-- Start Material provided --

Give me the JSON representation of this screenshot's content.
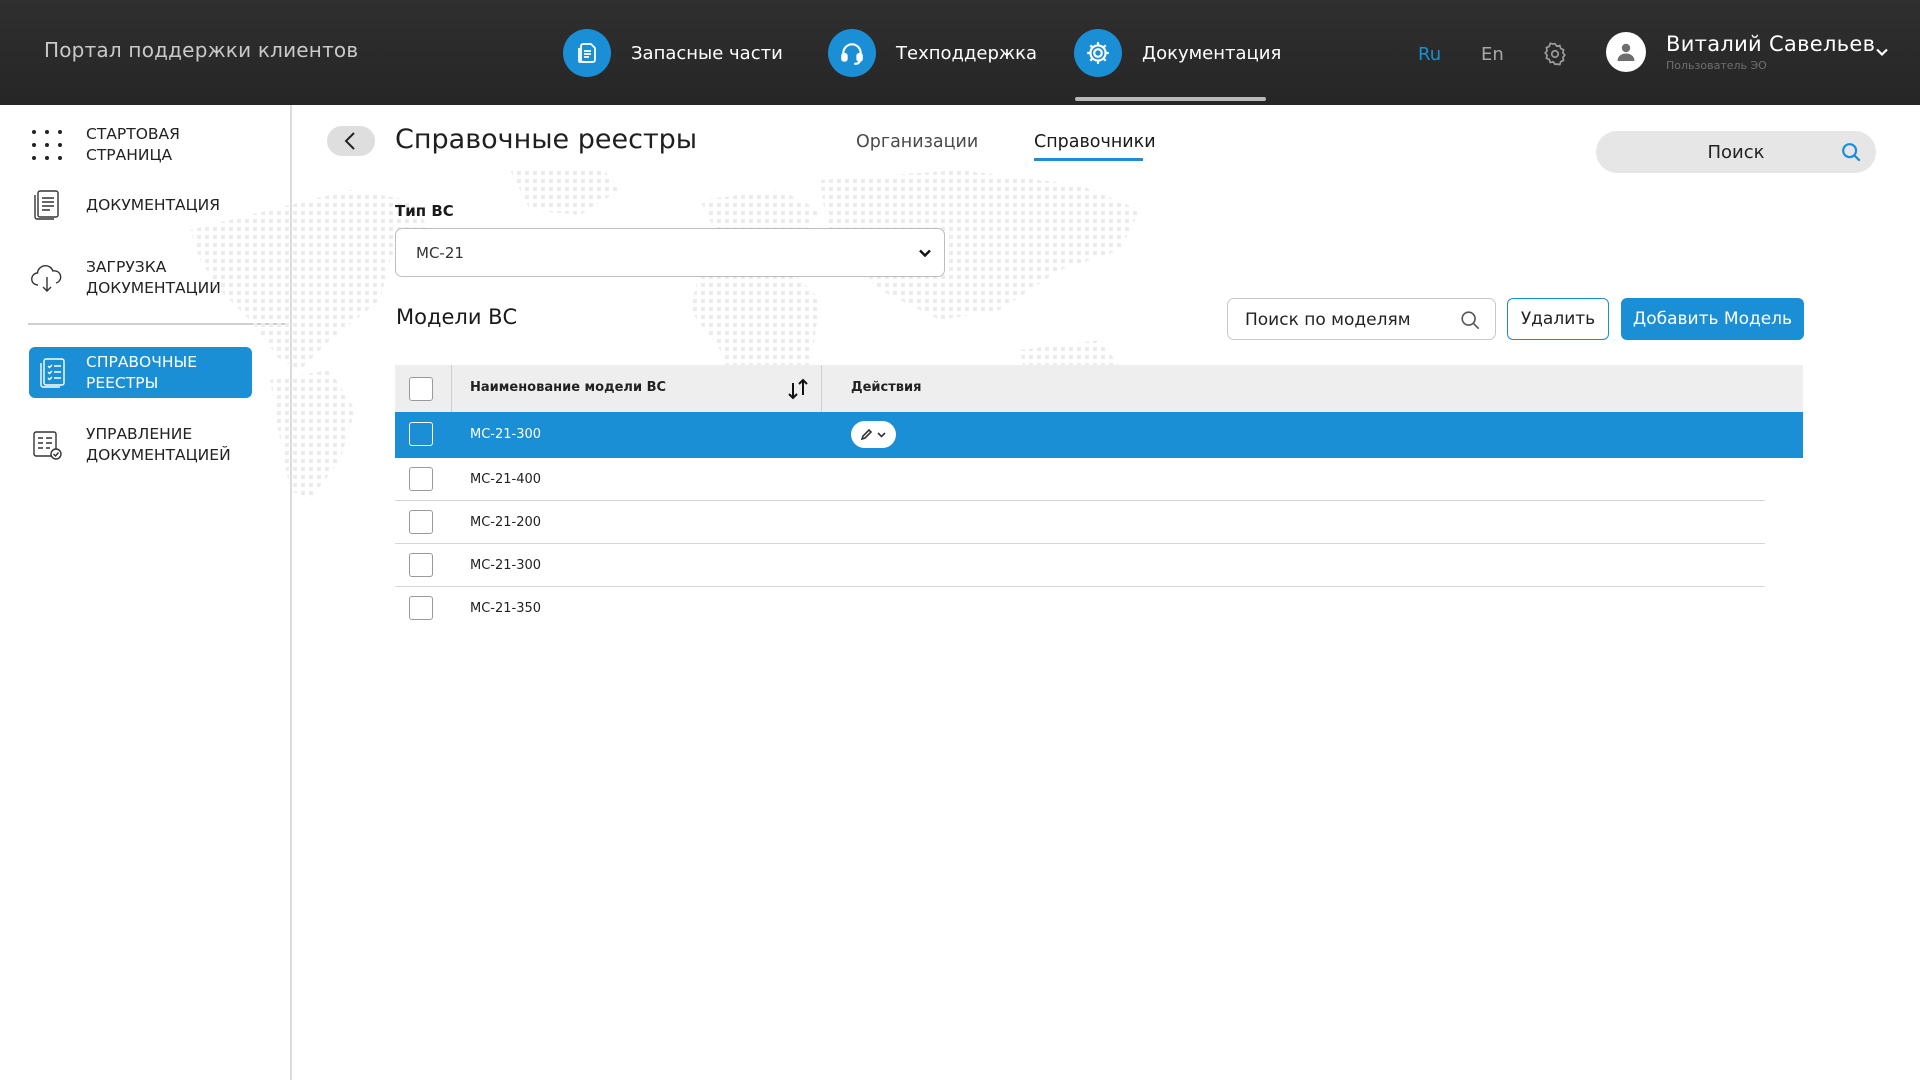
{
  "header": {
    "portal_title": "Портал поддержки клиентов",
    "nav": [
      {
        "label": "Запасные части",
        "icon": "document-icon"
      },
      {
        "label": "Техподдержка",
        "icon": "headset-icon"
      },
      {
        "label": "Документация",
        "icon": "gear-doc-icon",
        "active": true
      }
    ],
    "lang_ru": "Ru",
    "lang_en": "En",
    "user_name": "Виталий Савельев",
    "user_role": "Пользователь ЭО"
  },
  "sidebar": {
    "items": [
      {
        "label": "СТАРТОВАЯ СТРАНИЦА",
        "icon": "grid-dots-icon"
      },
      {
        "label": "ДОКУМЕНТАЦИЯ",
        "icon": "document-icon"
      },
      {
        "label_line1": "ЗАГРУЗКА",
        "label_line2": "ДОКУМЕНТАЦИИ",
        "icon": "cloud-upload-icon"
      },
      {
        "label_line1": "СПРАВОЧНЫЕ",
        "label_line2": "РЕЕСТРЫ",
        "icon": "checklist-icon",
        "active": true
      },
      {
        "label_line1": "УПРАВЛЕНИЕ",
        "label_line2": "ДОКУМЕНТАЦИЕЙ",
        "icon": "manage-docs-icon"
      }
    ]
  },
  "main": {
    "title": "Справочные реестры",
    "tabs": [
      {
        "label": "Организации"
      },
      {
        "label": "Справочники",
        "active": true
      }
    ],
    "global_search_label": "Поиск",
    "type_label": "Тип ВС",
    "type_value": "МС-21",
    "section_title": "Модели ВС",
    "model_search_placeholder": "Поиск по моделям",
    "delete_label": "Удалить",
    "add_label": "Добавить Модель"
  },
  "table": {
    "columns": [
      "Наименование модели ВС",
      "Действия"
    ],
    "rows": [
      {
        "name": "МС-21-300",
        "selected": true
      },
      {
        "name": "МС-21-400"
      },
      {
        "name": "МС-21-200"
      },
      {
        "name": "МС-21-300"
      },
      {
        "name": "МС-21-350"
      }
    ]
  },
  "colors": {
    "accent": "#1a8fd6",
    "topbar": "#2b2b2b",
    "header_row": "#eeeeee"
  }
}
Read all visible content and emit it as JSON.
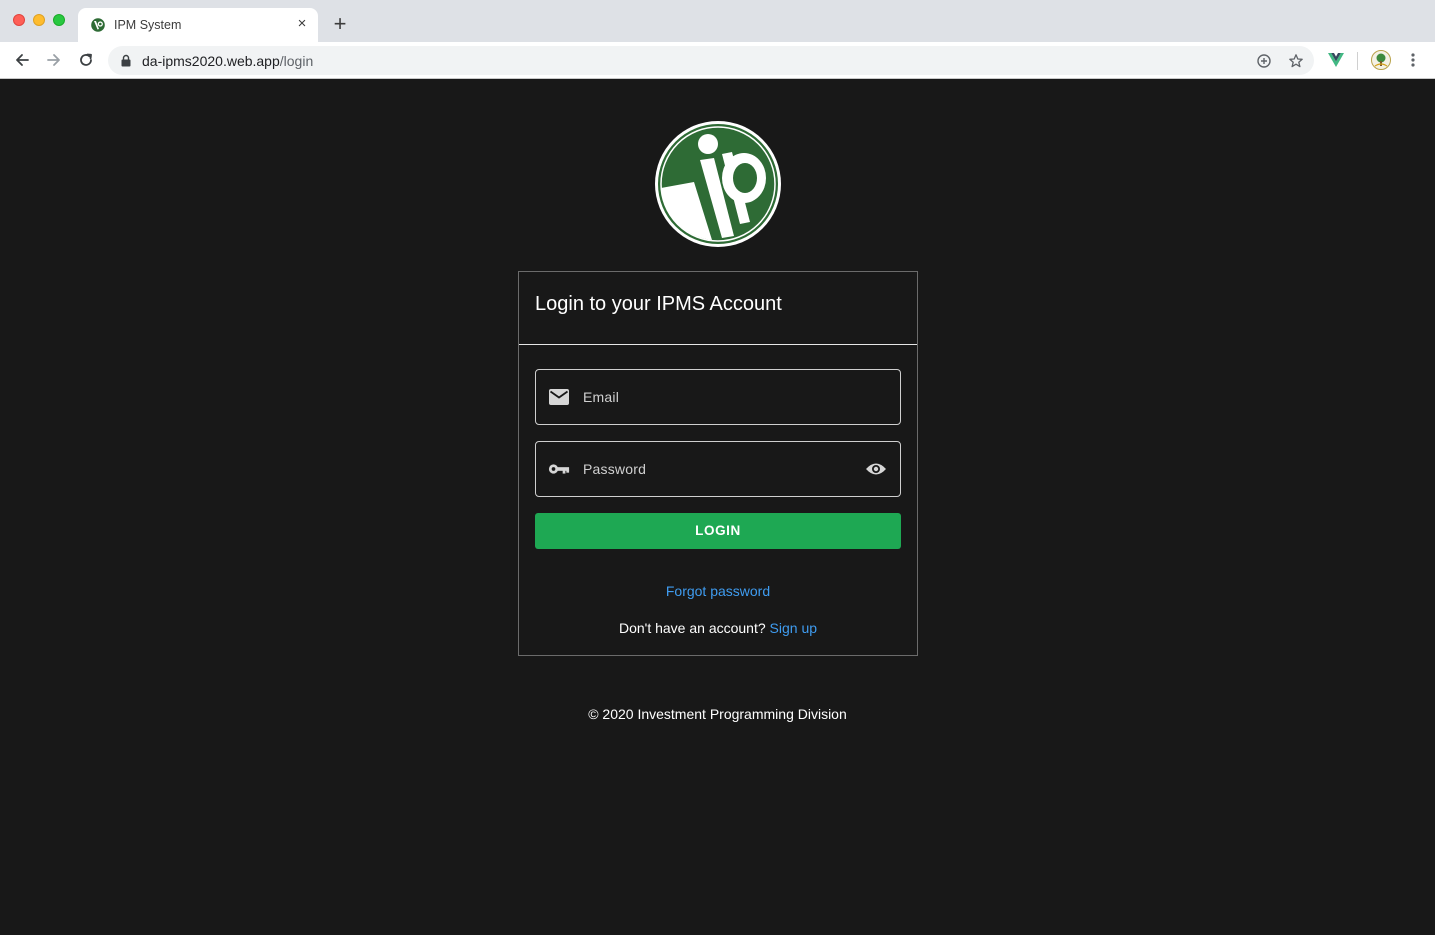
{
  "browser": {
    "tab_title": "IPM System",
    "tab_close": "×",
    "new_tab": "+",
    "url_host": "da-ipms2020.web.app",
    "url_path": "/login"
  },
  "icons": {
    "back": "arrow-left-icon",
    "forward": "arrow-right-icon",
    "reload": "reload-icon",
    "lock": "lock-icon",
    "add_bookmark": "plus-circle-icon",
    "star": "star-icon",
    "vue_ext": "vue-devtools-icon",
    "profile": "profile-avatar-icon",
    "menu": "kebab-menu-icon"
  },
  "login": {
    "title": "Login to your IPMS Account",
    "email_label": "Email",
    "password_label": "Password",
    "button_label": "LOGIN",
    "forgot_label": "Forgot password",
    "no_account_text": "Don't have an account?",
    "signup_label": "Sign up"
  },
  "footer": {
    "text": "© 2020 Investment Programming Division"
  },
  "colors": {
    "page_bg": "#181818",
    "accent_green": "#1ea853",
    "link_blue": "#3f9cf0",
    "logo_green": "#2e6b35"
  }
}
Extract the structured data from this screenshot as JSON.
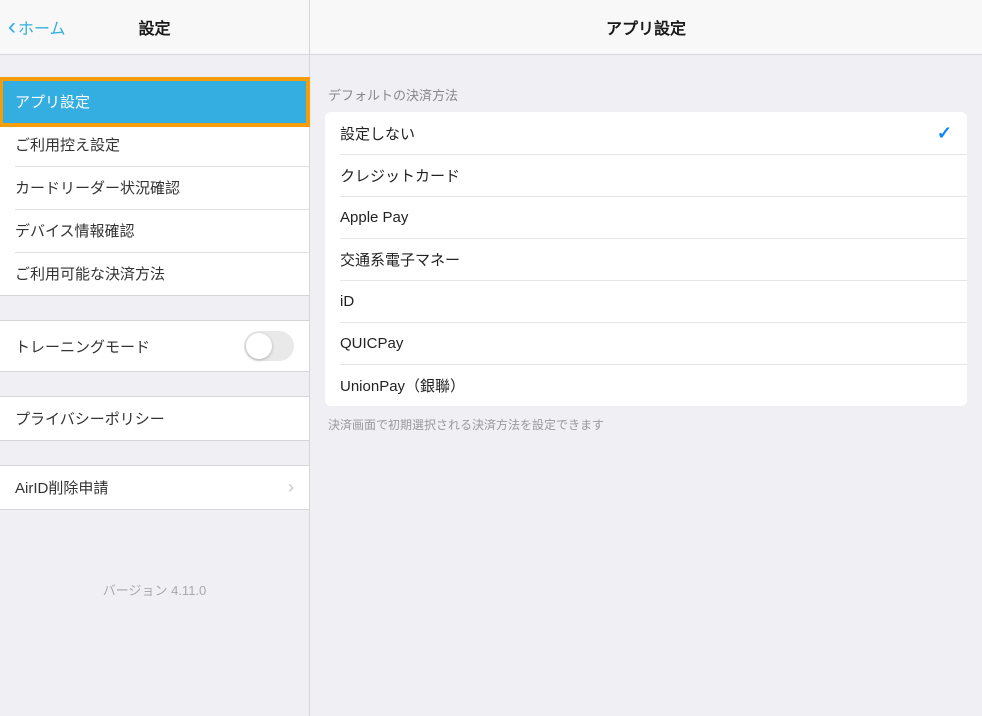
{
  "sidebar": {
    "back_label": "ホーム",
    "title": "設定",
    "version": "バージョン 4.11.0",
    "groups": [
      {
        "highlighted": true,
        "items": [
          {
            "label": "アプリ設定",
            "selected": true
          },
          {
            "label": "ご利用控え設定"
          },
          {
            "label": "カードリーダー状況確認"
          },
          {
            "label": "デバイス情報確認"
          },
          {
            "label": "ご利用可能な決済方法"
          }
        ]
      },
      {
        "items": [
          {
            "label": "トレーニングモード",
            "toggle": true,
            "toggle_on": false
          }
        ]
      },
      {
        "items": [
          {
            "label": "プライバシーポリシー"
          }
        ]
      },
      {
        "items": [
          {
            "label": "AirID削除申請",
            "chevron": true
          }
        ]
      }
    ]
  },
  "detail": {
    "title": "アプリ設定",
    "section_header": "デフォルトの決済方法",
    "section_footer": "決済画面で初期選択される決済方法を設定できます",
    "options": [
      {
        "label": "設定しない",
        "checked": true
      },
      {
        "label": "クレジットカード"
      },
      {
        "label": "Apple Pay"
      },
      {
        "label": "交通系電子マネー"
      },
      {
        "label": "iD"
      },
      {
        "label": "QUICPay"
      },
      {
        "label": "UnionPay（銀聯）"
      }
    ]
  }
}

-- End Material provided --

Task details
Without the pictures, write out all of the material exactly.

Reply
Give me the JSON representation of this screenshot's content.
{
  "header": {
    "portal_title": "Портал поддержки клиентов",
    "nav": [
      {
        "label": "Запасные части",
        "icon": "document-icon"
      },
      {
        "label": "Техподдержка",
        "icon": "headset-icon"
      },
      {
        "label": "Документация",
        "icon": "gear-doc-icon",
        "active": true
      }
    ],
    "lang_ru": "Ru",
    "lang_en": "En",
    "user_name": "Виталий Савельев",
    "user_role": "Пользователь ЭО"
  },
  "sidebar": {
    "items": [
      {
        "label": "СТАРТОВАЯ СТРАНИЦА",
        "icon": "grid-dots-icon"
      },
      {
        "label": "ДОКУМЕНТАЦИЯ",
        "icon": "document-icon"
      },
      {
        "label_line1": "ЗАГРУЗКА",
        "label_line2": "ДОКУМЕНТАЦИИ",
        "icon": "cloud-upload-icon"
      },
      {
        "label_line1": "СПРАВОЧНЫЕ",
        "label_line2": "РЕЕСТРЫ",
        "icon": "checklist-icon",
        "active": true
      },
      {
        "label_line1": "УПРАВЛЕНИЕ",
        "label_line2": "ДОКУМЕНТАЦИЕЙ",
        "icon": "manage-docs-icon"
      }
    ]
  },
  "main": {
    "title": "Справочные реестры",
    "tabs": [
      {
        "label": "Организации"
      },
      {
        "label": "Справочники",
        "active": true
      }
    ],
    "global_search_label": "Поиск",
    "type_label": "Тип ВС",
    "type_value": "МС-21",
    "section_title": "Модели ВС",
    "model_search_placeholder": "Поиск по моделям",
    "delete_label": "Удалить",
    "add_label": "Добавить Модель"
  },
  "table": {
    "columns": [
      "Наименование модели ВС",
      "Действия"
    ],
    "rows": [
      {
        "name": "МС-21-300",
        "selected": true
      },
      {
        "name": "МС-21-400"
      },
      {
        "name": "МС-21-200"
      },
      {
        "name": "МС-21-300"
      },
      {
        "name": "МС-21-350"
      }
    ]
  },
  "colors": {
    "accent": "#1a8fd6",
    "topbar": "#2b2b2b",
    "header_row": "#eeeeee"
  }
}
Read all visible content and emit it as JSON.
{
  "browser": {
    "tab_title": "IPM System",
    "tab_close": "×",
    "new_tab": "+",
    "url_host": "da-ipms2020.web.app",
    "url_path": "/login"
  },
  "icons": {
    "back": "arrow-left-icon",
    "forward": "arrow-right-icon",
    "reload": "reload-icon",
    "lock": "lock-icon",
    "add_bookmark": "plus-circle-icon",
    "star": "star-icon",
    "vue_ext": "vue-devtools-icon",
    "profile": "profile-avatar-icon",
    "menu": "kebab-menu-icon"
  },
  "login": {
    "title": "Login to your IPMS Account",
    "email_label": "Email",
    "password_label": "Password",
    "button_label": "LOGIN",
    "forgot_label": "Forgot password",
    "no_account_text": "Don't have an account?",
    "signup_label": "Sign up"
  },
  "footer": {
    "text": "© 2020 Investment Programming Division"
  },
  "colors": {
    "page_bg": "#181818",
    "accent_green": "#1ea853",
    "link_blue": "#3f9cf0",
    "logo_green": "#2e6b35"
  }
}
Extract the structured data from this screenshot as JSON.
{
  "sidebar": {
    "back_label": "ホーム",
    "title": "設定",
    "version": "バージョン 4.11.0",
    "groups": [
      {
        "highlighted": true,
        "items": [
          {
            "label": "アプリ設定",
            "selected": true
          },
          {
            "label": "ご利用控え設定"
          },
          {
            "label": "カードリーダー状況確認"
          },
          {
            "label": "デバイス情報確認"
          },
          {
            "label": "ご利用可能な決済方法"
          }
        ]
      },
      {
        "items": [
          {
            "label": "トレーニングモード",
            "toggle": true,
            "toggle_on": false
          }
        ]
      },
      {
        "items": [
          {
            "label": "プライバシーポリシー"
          }
        ]
      },
      {
        "items": [
          {
            "label": "AirID削除申請",
            "chevron": true
          }
        ]
      }
    ]
  },
  "detail": {
    "title": "アプリ設定",
    "section_header": "デフォルトの決済方法",
    "section_footer": "決済画面で初期選択される決済方法を設定できます",
    "options": [
      {
        "label": "設定しない",
        "checked": true
      },
      {
        "label": "クレジットカード"
      },
      {
        "label": "Apple Pay"
      },
      {
        "label": "交通系電子マネー"
      },
      {
        "label": "iD"
      },
      {
        "label": "QUICPay"
      },
      {
        "label": "UnionPay（銀聯）"
      }
    ]
  }
}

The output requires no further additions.